**REQUIREMENT**
Each line containing the word "diberikan" should be found and copied.

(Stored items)
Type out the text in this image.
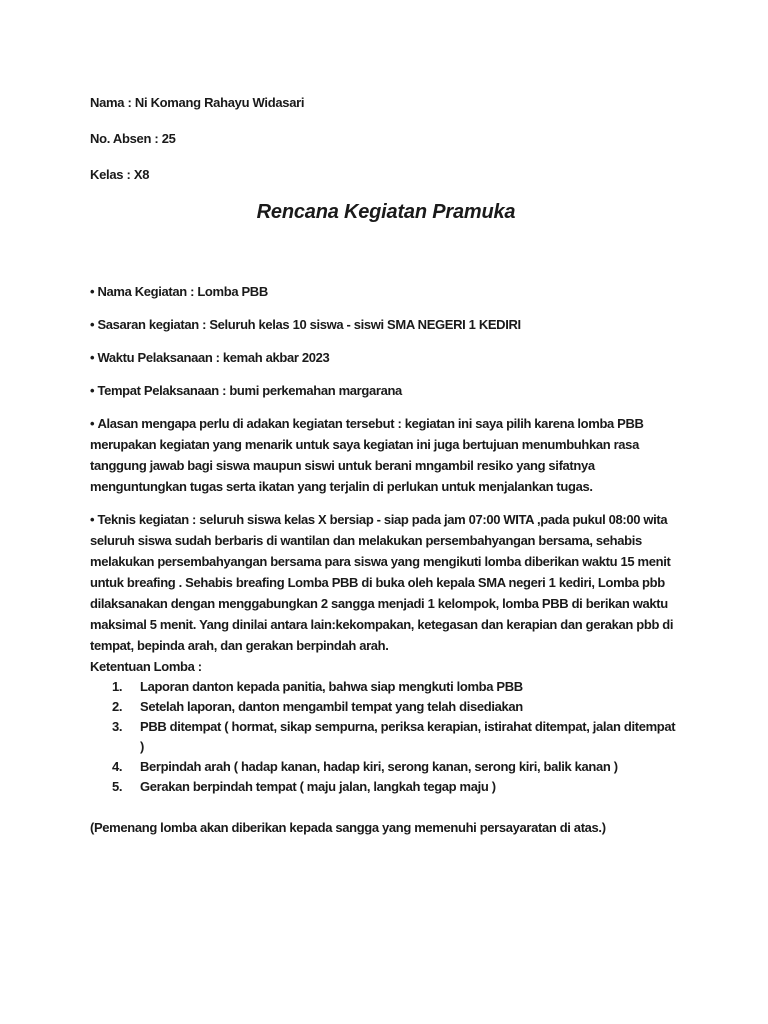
Nama : Ni Komang Rahayu Widasari

No. Absen : 25

Kelas : X8

Rencana Kegiatan Pramuka
• Nama Kegiatan : Lomba PBB
• Sasaran kegiatan : Seluruh kelas 10 siswa - siswi SMA NEGERI 1 KEDIRI
• Waktu Pelaksanaan : kemah akbar 2023
• Tempat Pelaksanaan : bumi perkemahan margarana
• Alasan mengapa perlu di adakan kegiatan tersebut : kegiatan ini saya pilih karena lomba PBB merupakan kegiatan yang menarik untuk saya kegiatan ini juga bertujuan menumbuhkan rasa tanggung jawab bagi siswa maupun siswi untuk berani mngambil resiko yang sifatnya menguntungkan tugas serta ikatan yang terjalin di perlukan untuk menjalankan tugas.
• Teknis kegiatan : seluruh siswa kelas X bersiap - siap pada jam 07:00 WITA ,pada pukul 08:00 wita seluruh siswa sudah berbaris di wantilan dan melakukan persembahyangan bersama, sehabis melakukan persembahyangan bersama para siswa yang mengikuti lomba diberikan waktu 15 menit untuk breafing . Sehabis breafing Lomba PBB di buka oleh kepala SMA negeri 1 kediri, Lomba pbb dilaksanakan dengan menggabungkan 2 sangga menjadi 1 kelompok, lomba PBB di berikan waktu maksimal 5 menit. Yang dinilai antara lain:kekompakan, ketegasan dan kerapian dan gerakan pbb di tempat, bepinda arah, dan gerakan berpindah arah.

Ketentuan Lomba :

Laporan danton kepada panitia, bahwa siap mengkuti lomba PBB
Setelah laporan, danton mengambil tempat yang telah disediakan
PBB ditempat ( hormat, sikap sempurna, periksa kerapian, istirahat ditempat, jalan ditempat )
Berpindah arah ( hadap kanan, hadap kiri, serong kanan, serong kiri, balik kanan )
Gerakan berpindah tempat ( maju jalan, langkah tegap maju )

(Pemenang lomba akan diberikan kepada sangga yang memenuhi persayaratan di atas.)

**RESPONSE TO THIS EXERCISE**
• Teknis kegiatan : seluruh siswa kelas X bersiap - siap pada jam 07:00 WITA ,pada pukul 08:00 wita seluruh siswa sudah berbaris di wantilan dan melakukan persembahyangan bersama, sehabis melakukan persembahyangan bersama para siswa yang mengikuti lomba diberikan waktu 15 menit untuk breafing . Sehabis breafing Lomba PBB di buka oleh kepala SMA negeri 1 kediri, Lomba pbb dilaksanakan dengan menggabungkan 2 sangga menjadi 1 kelompok, lomba PBB di berikan waktu maksimal 5 menit. Yang dinilai antara lain:kekompakan, ketegasan dan kerapian dan gerakan pbb di tempat, bepinda arah, dan gerakan berpindah arah.
(Pemenang lomba akan diberikan kepada sangga yang memenuhi persayaratan di atas.)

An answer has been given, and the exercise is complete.